Structured figure records:
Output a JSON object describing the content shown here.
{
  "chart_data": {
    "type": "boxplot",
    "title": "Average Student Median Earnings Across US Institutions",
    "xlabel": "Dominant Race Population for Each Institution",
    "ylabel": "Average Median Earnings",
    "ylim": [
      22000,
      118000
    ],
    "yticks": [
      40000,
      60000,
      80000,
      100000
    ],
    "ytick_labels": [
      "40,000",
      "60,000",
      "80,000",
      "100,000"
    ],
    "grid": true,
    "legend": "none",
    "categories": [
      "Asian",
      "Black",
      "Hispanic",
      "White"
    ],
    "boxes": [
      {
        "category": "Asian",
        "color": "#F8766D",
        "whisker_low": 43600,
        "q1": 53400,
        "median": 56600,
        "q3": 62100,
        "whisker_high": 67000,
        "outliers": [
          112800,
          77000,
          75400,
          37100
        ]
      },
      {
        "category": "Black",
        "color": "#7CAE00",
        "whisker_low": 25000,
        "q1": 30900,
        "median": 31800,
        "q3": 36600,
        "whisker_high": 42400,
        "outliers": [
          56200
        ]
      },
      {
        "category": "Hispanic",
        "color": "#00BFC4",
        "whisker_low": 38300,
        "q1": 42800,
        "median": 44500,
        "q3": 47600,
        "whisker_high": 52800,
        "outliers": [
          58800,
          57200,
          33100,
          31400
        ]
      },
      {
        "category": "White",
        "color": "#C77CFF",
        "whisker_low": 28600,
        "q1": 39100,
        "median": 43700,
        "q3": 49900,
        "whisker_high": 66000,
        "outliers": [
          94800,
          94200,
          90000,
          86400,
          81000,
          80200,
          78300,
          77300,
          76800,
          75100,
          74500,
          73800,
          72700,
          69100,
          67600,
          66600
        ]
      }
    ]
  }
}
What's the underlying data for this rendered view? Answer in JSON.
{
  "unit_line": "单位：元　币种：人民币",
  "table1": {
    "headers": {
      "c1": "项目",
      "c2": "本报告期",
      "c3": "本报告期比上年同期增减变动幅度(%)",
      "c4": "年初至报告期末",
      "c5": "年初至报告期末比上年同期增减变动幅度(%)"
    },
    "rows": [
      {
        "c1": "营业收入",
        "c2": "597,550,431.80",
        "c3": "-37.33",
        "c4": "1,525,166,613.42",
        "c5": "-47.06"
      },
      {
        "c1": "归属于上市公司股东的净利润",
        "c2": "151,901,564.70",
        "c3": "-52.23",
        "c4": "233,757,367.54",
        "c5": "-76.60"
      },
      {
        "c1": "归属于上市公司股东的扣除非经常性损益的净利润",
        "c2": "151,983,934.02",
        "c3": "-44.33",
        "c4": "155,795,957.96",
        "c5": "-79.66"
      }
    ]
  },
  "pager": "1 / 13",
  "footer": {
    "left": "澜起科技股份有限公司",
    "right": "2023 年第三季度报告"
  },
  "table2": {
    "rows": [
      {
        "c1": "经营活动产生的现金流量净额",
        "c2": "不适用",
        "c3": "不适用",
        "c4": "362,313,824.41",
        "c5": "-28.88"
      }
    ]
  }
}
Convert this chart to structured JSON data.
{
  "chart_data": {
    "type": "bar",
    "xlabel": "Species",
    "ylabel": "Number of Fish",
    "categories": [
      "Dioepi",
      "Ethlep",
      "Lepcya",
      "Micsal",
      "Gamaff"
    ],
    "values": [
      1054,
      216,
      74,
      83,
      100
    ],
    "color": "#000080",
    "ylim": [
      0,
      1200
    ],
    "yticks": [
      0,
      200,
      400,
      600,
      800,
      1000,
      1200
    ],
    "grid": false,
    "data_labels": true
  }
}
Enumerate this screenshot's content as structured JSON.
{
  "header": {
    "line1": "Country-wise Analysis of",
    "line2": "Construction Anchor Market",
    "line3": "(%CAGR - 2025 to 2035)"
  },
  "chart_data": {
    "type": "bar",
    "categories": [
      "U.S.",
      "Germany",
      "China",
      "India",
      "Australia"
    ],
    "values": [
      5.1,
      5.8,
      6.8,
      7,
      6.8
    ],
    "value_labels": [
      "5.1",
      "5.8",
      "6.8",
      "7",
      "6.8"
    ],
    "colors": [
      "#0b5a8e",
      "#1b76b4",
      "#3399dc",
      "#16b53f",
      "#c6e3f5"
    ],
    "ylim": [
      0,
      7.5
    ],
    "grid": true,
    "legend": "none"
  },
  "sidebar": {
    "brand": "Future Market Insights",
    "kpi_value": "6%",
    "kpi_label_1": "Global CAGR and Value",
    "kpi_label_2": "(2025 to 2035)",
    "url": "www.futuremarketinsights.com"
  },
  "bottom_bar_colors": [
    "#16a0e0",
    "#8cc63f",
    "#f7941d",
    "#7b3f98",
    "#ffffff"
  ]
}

**WORK REQUIRED**
Gather every line from the listing above in which the word "xlabel" appears.

**OUTPUT FOR THIS EXERCISE**
    "xlabel": "Dominant Race Population for Each Institution",
    "xlabel": "Species",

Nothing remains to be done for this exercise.